== Recorded information

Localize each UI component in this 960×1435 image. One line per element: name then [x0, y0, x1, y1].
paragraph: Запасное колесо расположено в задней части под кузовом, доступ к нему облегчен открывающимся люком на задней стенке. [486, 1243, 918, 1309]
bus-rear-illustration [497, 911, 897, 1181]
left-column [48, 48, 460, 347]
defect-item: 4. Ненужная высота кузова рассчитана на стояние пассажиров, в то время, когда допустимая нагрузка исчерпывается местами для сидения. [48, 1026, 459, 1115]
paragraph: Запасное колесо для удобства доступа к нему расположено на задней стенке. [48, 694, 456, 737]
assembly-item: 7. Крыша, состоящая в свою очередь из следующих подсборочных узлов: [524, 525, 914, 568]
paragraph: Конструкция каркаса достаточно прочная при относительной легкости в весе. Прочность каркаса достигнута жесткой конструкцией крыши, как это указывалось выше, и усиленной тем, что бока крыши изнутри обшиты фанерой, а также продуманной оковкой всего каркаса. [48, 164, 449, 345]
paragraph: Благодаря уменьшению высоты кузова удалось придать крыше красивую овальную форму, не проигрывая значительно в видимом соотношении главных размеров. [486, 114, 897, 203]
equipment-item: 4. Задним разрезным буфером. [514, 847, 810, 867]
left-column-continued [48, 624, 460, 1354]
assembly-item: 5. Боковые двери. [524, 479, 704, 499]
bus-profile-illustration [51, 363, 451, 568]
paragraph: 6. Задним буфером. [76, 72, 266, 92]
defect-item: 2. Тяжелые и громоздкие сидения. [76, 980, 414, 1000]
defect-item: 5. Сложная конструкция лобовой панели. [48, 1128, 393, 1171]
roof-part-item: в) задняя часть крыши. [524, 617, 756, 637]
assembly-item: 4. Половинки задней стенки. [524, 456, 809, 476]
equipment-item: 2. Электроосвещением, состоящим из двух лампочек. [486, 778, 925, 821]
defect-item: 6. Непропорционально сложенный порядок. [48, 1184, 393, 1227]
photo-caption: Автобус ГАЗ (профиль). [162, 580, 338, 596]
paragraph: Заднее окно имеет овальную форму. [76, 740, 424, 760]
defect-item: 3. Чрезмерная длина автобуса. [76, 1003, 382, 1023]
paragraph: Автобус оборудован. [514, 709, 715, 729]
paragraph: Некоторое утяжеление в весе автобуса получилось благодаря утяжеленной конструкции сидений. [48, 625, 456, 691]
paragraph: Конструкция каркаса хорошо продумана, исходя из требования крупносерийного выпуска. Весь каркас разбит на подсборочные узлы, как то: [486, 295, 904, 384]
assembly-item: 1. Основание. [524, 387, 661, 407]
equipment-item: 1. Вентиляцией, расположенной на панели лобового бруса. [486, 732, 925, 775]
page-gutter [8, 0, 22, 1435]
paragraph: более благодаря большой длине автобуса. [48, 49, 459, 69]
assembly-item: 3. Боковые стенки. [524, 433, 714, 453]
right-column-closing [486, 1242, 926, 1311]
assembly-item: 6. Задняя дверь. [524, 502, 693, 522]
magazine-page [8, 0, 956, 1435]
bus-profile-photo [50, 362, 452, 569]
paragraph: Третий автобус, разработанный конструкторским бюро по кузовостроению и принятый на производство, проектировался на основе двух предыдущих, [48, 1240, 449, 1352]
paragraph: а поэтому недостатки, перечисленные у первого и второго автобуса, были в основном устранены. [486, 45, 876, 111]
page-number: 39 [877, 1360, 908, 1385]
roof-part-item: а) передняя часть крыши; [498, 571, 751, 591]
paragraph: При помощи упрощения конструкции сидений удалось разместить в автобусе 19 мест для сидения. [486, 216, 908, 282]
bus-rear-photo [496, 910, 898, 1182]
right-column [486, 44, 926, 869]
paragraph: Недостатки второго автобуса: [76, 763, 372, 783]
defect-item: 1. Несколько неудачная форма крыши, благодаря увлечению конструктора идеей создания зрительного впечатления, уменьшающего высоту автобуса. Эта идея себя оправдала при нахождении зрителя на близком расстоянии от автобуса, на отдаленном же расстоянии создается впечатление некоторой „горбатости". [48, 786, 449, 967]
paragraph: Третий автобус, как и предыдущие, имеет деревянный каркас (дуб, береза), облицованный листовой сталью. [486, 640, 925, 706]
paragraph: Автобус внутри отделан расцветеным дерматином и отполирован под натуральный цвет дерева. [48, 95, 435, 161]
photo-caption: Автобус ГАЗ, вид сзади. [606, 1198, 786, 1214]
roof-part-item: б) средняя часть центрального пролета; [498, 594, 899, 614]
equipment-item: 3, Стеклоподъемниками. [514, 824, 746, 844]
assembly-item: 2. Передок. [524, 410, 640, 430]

====

** Short task **
Rewrite the listing from its first line up to and including the line with "defect-item: 4. Ненужная", substituting "лючком" for "люком" and leaving everything else unchanged.

** Output for this exercise **
Localize each UI component in this 960×1435 image. One line per element: name then [x0, y0, x1, y1].
paragraph: Запасное колесо расположено в задней части под кузовом, доступ к нему облегчен открывающимся лючком на задней стенке. [486, 1243, 918, 1309]
bus-rear-illustration [497, 911, 897, 1181]
left-column [48, 48, 460, 347]
defect-item: 4. Ненужная высота кузова рассчитана на стояние пассажиров, в то время, когда допустимая нагрузка исчерпывается местами для сидения. [48, 1026, 459, 1115]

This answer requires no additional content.